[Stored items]

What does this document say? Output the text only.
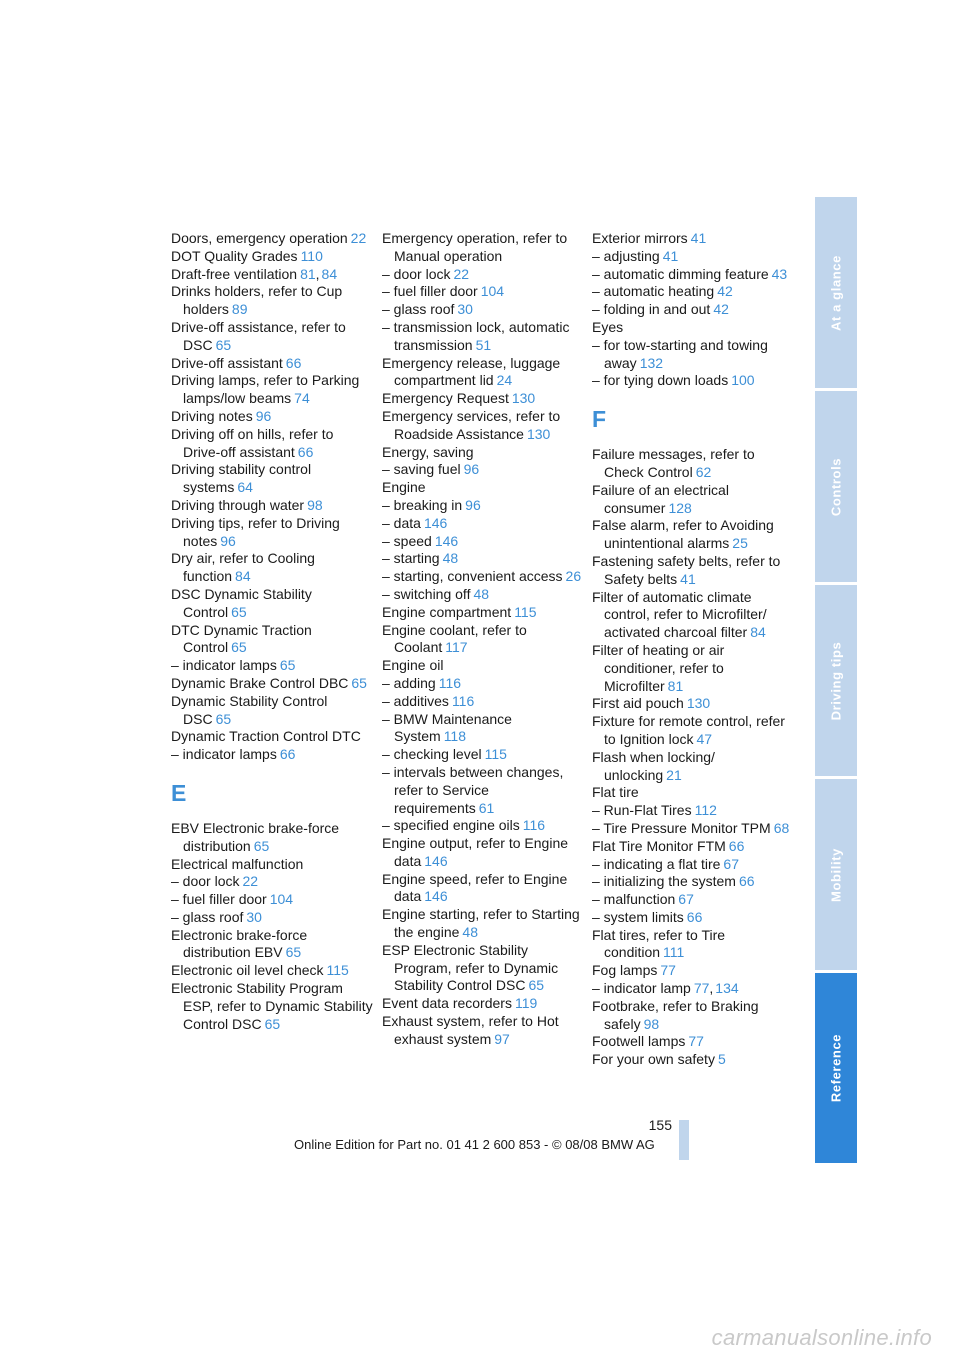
Doors, emergency operation 22
DOT Quality Grades 110
Draft-free ventilation 81, 84
Drinks holders, refer to Cup holders 89
Drive-off assistance, refer to DSC 65
Drive-off assistant 66
Driving lamps, refer to Parking lamps/low beams 74
Driving notes 96
Driving off on hills, refer to Drive-off assistant 66
Driving stability control systems 64
Driving through water 98
Driving tips, refer to Driving notes 96
Dry air, refer to Cooling function 84
DSC Dynamic Stability Control 65
DTC Dynamic Traction Control 65
– indicator lamps 65
Dynamic Brake Control DBC 65
Dynamic Stability Control DSC 65
Dynamic Traction Control DTC
– indicator lamps 66
E
EBV Electronic brake-force distribution 65
Electrical malfunction
– door lock 22
– fuel filler door 104
– glass roof 30
Electronic brake-force distribution EBV 65
Electronic oil level check 115
Electronic Stability Program ESP, refer to Dynamic Stability Control DSC 65
Emergency operation, refer to Manual operation
– door lock 22
– fuel filler door 104
– glass roof 30
– transmission lock, automatic transmission 51
Emergency release, luggage compartment lid 24
Emergency Request 130
Emergency services, refer to Roadside Assistance 130
Energy, saving
– saving fuel 96
Engine
– breaking in 96
– data 146
– speed 146
– starting 48
– starting, convenient access 26
– switching off 48
Engine compartment 115
Engine coolant, refer to Coolant 117
Engine oil
– adding 116
– additives 116
– BMW Maintenance System 118
– checking level 115
– intervals between changes, refer to Service requirements 61
– specified engine oils 116
Engine output, refer to Engine data 146
Engine speed, refer to Engine data 146
Engine starting, refer to Starting the engine 48
ESP Electronic Stability Program, refer to Dynamic Stability Control DSC 65
Event data recorders 119
Exhaust system, refer to Hot exhaust system 97
Exterior mirrors 41
– adjusting 41
– automatic dimming feature 43
– automatic heating 42
– folding in and out 42
Eyes
– for tow-starting and towing away 132
– for tying down loads 100
F
Failure messages, refer to Check Control 62
Failure of an electrical consumer 128
False alarm, refer to Avoiding unintentional alarms 25
Fastening safety belts, refer to Safety belts 41
Filter of automatic climate control, refer to Microfilter/ activated charcoal filter 84
Filter of heating or air conditioner, refer to Microfilter 81
First aid pouch 130
Fixture for remote control, refer to Ignition lock 47
Flash when locking/ unlocking 21
Flat tire
– Run-Flat Tires 112
– Tire Pressure Monitor TPM 68
Flat Tire Monitor FTM 66
– indicating a flat tire 67
– initializing the system 66
– malfunction 67
– system limits 66
Flat tires, refer to Tire condition 111
Fog lamps 77
– indicator lamp 77, 134
Footbrake, refer to Braking safely 98
Footwell lamps 77
For your own safety 5
At a glance
Controls
Driving tips
Mobility
Reference
155
Online Edition for Part no. 01 41 2 600 853 - © 08/08 BMW AG
carmanualsonline.info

[Task to complete]
Set the entries down again exactly. Do not include the images.

[Output of the task]
What does this document say? Output the text only.
Doors, emergency operation 22
DOT Quality Grades 110
Draft-free ventilation 81, 84
Drinks holders, refer to Cup holders 89
Drive-off assistance, refer to DSC 65
Drive-off assistant 66
Driving lamps, refer to Parking lamps/low beams 74
Driving notes 96
Driving off on hills, refer to Drive-off assistant 66
Driving stability control systems 64
Driving through water 98
Driving tips, refer to Driving notes 96
Dry air, refer to Cooling function 84
DSC Dynamic Stability Control 65
DTC Dynamic Traction Control 65
– indicator lamps 65
Dynamic Brake Control DBC 65
Dynamic Stability Control DSC 65
Dynamic Traction Control DTC
– indicator lamps 66
E
EBV Electronic brake-force distribution 65
Electrical malfunction
– door lock 22
– fuel filler door 104
– glass roof 30
Electronic brake-force distribution EBV 65
Electronic oil level check 115
Electronic Stability Program ESP, refer to Dynamic Stability Control DSC 65
Emergency operation, refer to Manual operation
– door lock 22
– fuel filler door 104
– glass roof 30
– transmission lock, automatic transmission 51
Emergency release, luggage compartment lid 24
Emergency Request 130
Emergency services, refer to Roadside Assistance 130
Energy, saving
– saving fuel 96
Engine
– breaking in 96
– data 146
– speed 146
– starting 48
– starting, convenient access 26
– switching off 48
Engine compartment 115
Engine coolant, refer to Coolant 117
Engine oil
– adding 116
– additives 116
– BMW Maintenance System 118
– checking level 115
– intervals between changes, refer to Service requirements 61
– specified engine oils 116
Engine output, refer to Engine data 146
Engine speed, refer to Engine data 146
Engine starting, refer to Starting the engine 48
ESP Electronic Stability Program, refer to Dynamic Stability Control DSC 65
Event data recorders 119
Exhaust system, refer to Hot exhaust system 97
Exterior mirrors 41
– adjusting 41
– automatic dimming feature 43
– automatic heating 42
– folding in and out 42
Eyes
– for tow-starting and towing away 132
– for tying down loads 100
F
Failure messages, refer to Check Control 62
Failure of an electrical consumer 128
False alarm, refer to Avoiding unintentional alarms 25
Fastening safety belts, refer to Safety belts 41
Filter of automatic climate control, refer to Microfilter/ activated charcoal filter 84
Filter of heating or air conditioner, refer to Microfilter 81
First aid pouch 130
Fixture for remote control, refer to Ignition lock 47
Flash when locking/ unlocking 21
Flat tire
– Run-Flat Tires 112
– Tire Pressure Monitor TPM 68
Flat Tire Monitor FTM 66
– indicating a flat tire 67
– initializing the system 66
– malfunction 67
– system limits 66
Flat tires, refer to Tire condition 111
Fog lamps 77
– indicator lamp 77, 134
Footbrake, refer to Braking safely 98
Footwell lamps 77
For your own safety 5
At a glance
Controls
Driving tips
Mobility
Reference
155
Online Edition for Part no. 01 41 2 600 853 - © 08/08 BMW AG
carmanualsonline.info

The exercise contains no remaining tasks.